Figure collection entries
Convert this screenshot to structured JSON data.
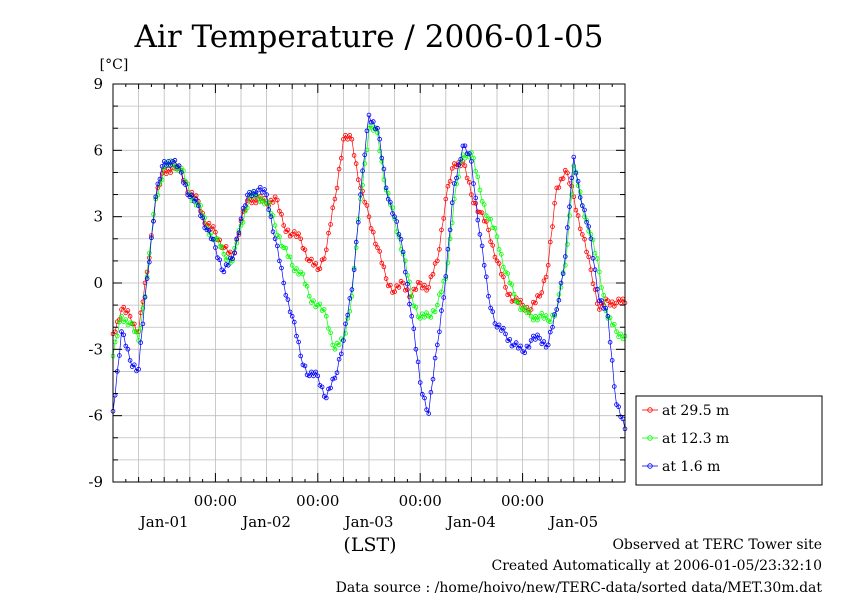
{
  "chart_data": {
    "type": "line",
    "title": "Air Temperature / 2006-01-05",
    "ylabel": "[°C]",
    "xlabel": "(LST)",
    "ylim": [
      -9,
      9
    ],
    "yticks": [
      -9,
      -6,
      -3,
      0,
      3,
      6,
      9
    ],
    "xlim": [
      0,
      120
    ],
    "time_tick_labels": [
      "00:00",
      "00:00",
      "00:00",
      "00:00"
    ],
    "date_labels": [
      "Jan-01",
      "Jan-02",
      "Jan-03",
      "Jan-04",
      "Jan-05"
    ],
    "grid": true,
    "legend_position": "lower-right outside",
    "x_hours": [
      0,
      2,
      4,
      6,
      8,
      10,
      12,
      14,
      16,
      18,
      20,
      22,
      24,
      26,
      28,
      30,
      32,
      34,
      36,
      38,
      40,
      42,
      44,
      46,
      48,
      50,
      52,
      54,
      56,
      58,
      60,
      62,
      64,
      66,
      68,
      70,
      72,
      74,
      76,
      78,
      80,
      82,
      84,
      86,
      88,
      90,
      92,
      94,
      96,
      98,
      100,
      102,
      104,
      106,
      108,
      110,
      112,
      114,
      116,
      118,
      120
    ],
    "series": [
      {
        "name": "at 29.5 m",
        "color": "#ff0000",
        "values": [
          -2.3,
          -1.2,
          -1.5,
          -2.2,
          0.5,
          3.8,
          5.1,
          5.2,
          5.1,
          4.0,
          3.7,
          2.6,
          2.3,
          1.6,
          1.1,
          2.8,
          3.8,
          3.8,
          3.6,
          3.9,
          2.6,
          2.2,
          2.0,
          1.0,
          0.6,
          1.5,
          3.8,
          6.5,
          6.5,
          4.3,
          3.0,
          1.6,
          0.2,
          -0.4,
          0.0,
          -0.6,
          0.0,
          -0.2,
          1.0,
          3.8,
          5.4,
          5.5,
          4.0,
          3.2,
          2.4,
          1.0,
          -0.2,
          -0.8,
          -1.0,
          -1.2,
          -0.6,
          0.8,
          4.3,
          5.1,
          3.9,
          2.2,
          0.6,
          -1.2,
          -0.8,
          -0.9,
          -0.9
        ]
      },
      {
        "name": "at 12.3 m",
        "color": "#00ff00",
        "values": [
          -3.3,
          -1.5,
          -1.8,
          -2.6,
          0.3,
          3.8,
          5.2,
          5.4,
          5.2,
          4.0,
          3.6,
          2.5,
          2.0,
          1.3,
          1.0,
          2.6,
          3.9,
          3.9,
          3.7,
          2.6,
          1.6,
          0.8,
          0.5,
          -0.6,
          -1.0,
          -1.5,
          -3.0,
          -2.6,
          -0.6,
          3.8,
          7.0,
          6.8,
          4.2,
          2.9,
          1.3,
          -0.6,
          -1.6,
          -1.5,
          -1.0,
          0.2,
          3.8,
          5.8,
          5.9,
          4.2,
          2.9,
          2.1,
          0.5,
          -0.5,
          -1.2,
          -1.5,
          -1.5,
          -1.7,
          -1.2,
          0.8,
          5.3,
          3.5,
          2.2,
          0.5,
          -1.6,
          -2.2,
          -2.4
        ]
      },
      {
        "name": "at 1.6 m",
        "color": "#0000ff",
        "values": [
          -5.8,
          -2.2,
          -3.5,
          -3.9,
          0.2,
          3.9,
          5.5,
          5.5,
          5.0,
          3.9,
          3.5,
          2.4,
          1.6,
          0.5,
          1.1,
          2.9,
          4.1,
          4.2,
          4.0,
          2.0,
          0.0,
          -1.5,
          -3.3,
          -4.2,
          -4.2,
          -5.2,
          -4.3,
          -2.6,
          -0.3,
          4.0,
          7.6,
          7.0,
          4.3,
          3.0,
          1.4,
          -1.5,
          -4.5,
          -5.9,
          -2.8,
          0.3,
          4.5,
          6.2,
          5.5,
          2.2,
          -0.6,
          -2.0,
          -2.3,
          -2.8,
          -3.1,
          -2.6,
          -2.5,
          -2.8,
          -1.2,
          1.2,
          5.7,
          3.5,
          2.0,
          -0.8,
          -1.5,
          -5.5,
          -6.6
        ]
      }
    ]
  },
  "footer": {
    "observed": "Observed at TERC Tower site",
    "created": "Created Automatically at 2006-01-05/23:32:10",
    "source": "Data source : /home/hoivo/new/TERC-data/sorted  data/MET.30m.dat"
  }
}
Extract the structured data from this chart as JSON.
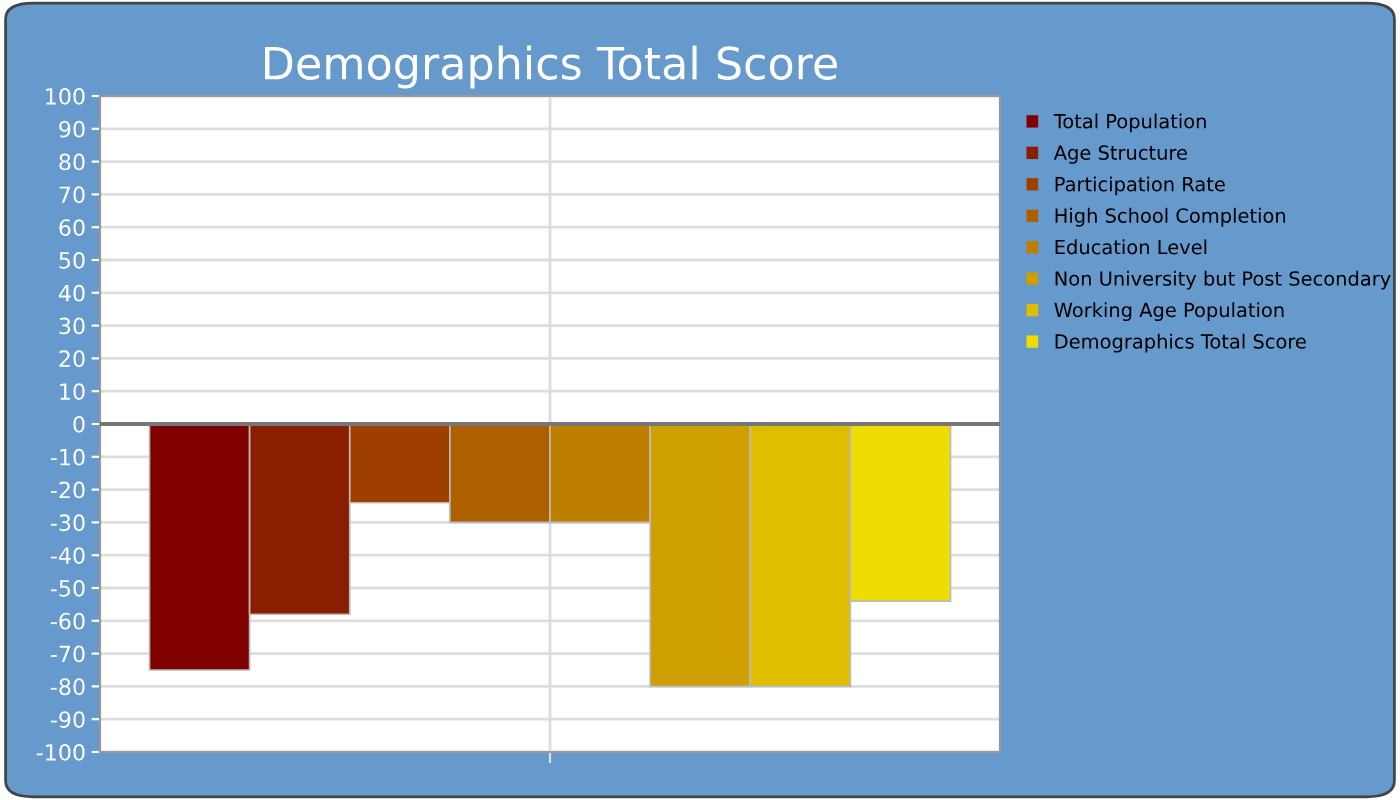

[Short exercise]: Without the pictures, retype the whole of the material above exactly.

[Response for this exercise]:
Convert this screenshot to structured JSON data.
{
  "chart_data": {
    "type": "line",
    "title": "Air Temperature / 2006-01-05",
    "ylabel": "[°C]",
    "xlabel": "(LST)",
    "ylim": [
      -9,
      9
    ],
    "yticks": [
      -9,
      -6,
      -3,
      0,
      3,
      6,
      9
    ],
    "xlim": [
      0,
      120
    ],
    "time_tick_labels": [
      "00:00",
      "00:00",
      "00:00",
      "00:00"
    ],
    "date_labels": [
      "Jan-01",
      "Jan-02",
      "Jan-03",
      "Jan-04",
      "Jan-05"
    ],
    "grid": true,
    "legend_position": "lower-right outside",
    "x_hours": [
      0,
      2,
      4,
      6,
      8,
      10,
      12,
      14,
      16,
      18,
      20,
      22,
      24,
      26,
      28,
      30,
      32,
      34,
      36,
      38,
      40,
      42,
      44,
      46,
      48,
      50,
      52,
      54,
      56,
      58,
      60,
      62,
      64,
      66,
      68,
      70,
      72,
      74,
      76,
      78,
      80,
      82,
      84,
      86,
      88,
      90,
      92,
      94,
      96,
      98,
      100,
      102,
      104,
      106,
      108,
      110,
      112,
      114,
      116,
      118,
      120
    ],
    "series": [
      {
        "name": "at 29.5 m",
        "color": "#ff0000",
        "values": [
          -2.3,
          -1.2,
          -1.5,
          -2.2,
          0.5,
          3.8,
          5.1,
          5.2,
          5.1,
          4.0,
          3.7,
          2.6,
          2.3,
          1.6,
          1.1,
          2.8,
          3.8,
          3.8,
          3.6,
          3.9,
          2.6,
          2.2,
          2.0,
          1.0,
          0.6,
          1.5,
          3.8,
          6.5,
          6.5,
          4.3,
          3.0,
          1.6,
          0.2,
          -0.4,
          0.0,
          -0.6,
          0.0,
          -0.2,
          1.0,
          3.8,
          5.4,
          5.5,
          4.0,
          3.2,
          2.4,
          1.0,
          -0.2,
          -0.8,
          -1.0,
          -1.2,
          -0.6,
          0.8,
          4.3,
          5.1,
          3.9,
          2.2,
          0.6,
          -1.2,
          -0.8,
          -0.9,
          -0.9
        ]
      },
      {
        "name": "at 12.3 m",
        "color": "#00ff00",
        "values": [
          -3.3,
          -1.5,
          -1.8,
          -2.6,
          0.3,
          3.8,
          5.2,
          5.4,
          5.2,
          4.0,
          3.6,
          2.5,
          2.0,
          1.3,
          1.0,
          2.6,
          3.9,
          3.9,
          3.7,
          2.6,
          1.6,
          0.8,
          0.5,
          -0.6,
          -1.0,
          -1.5,
          -3.0,
          -2.6,
          -0.6,
          3.8,
          7.0,
          6.8,
          4.2,
          2.9,
          1.3,
          -0.6,
          -1.6,
          -1.5,
          -1.0,
          0.2,
          3.8,
          5.8,
          5.9,
          4.2,
          2.9,
          2.1,
          0.5,
          -0.5,
          -1.2,
          -1.5,
          -1.5,
          -1.7,
          -1.2,
          0.8,
          5.3,
          3.5,
          2.2,
          0.5,
          -1.6,
          -2.2,
          -2.4
        ]
      },
      {
        "name": "at 1.6 m",
        "color": "#0000ff",
        "values": [
          -5.8,
          -2.2,
          -3.5,
          -3.9,
          0.2,
          3.9,
          5.5,
          5.5,
          5.0,
          3.9,
          3.5,
          2.4,
          1.6,
          0.5,
          1.1,
          2.9,
          4.1,
          4.2,
          4.0,
          2.0,
          0.0,
          -1.5,
          -3.3,
          -4.2,
          -4.2,
          -5.2,
          -4.3,
          -2.6,
          -0.3,
          4.0,
          7.6,
          7.0,
          4.3,
          3.0,
          1.4,
          -1.5,
          -4.5,
          -5.9,
          -2.8,
          0.3,
          4.5,
          6.2,
          5.5,
          2.2,
          -0.6,
          -2.0,
          -2.3,
          -2.8,
          -3.1,
          -2.6,
          -2.5,
          -2.8,
          -1.2,
          1.2,
          5.7,
          3.5,
          2.0,
          -0.8,
          -1.5,
          -5.5,
          -6.6
        ]
      }
    ]
  },
  "footer": {
    "observed": "Observed at TERC Tower site",
    "created": "Created Automatically at 2006-01-05/23:32:10",
    "source": "Data source : /home/hoivo/new/TERC-data/sorted  data/MET.30m.dat"
  }
}
Extract the structured data from this chart as JSON.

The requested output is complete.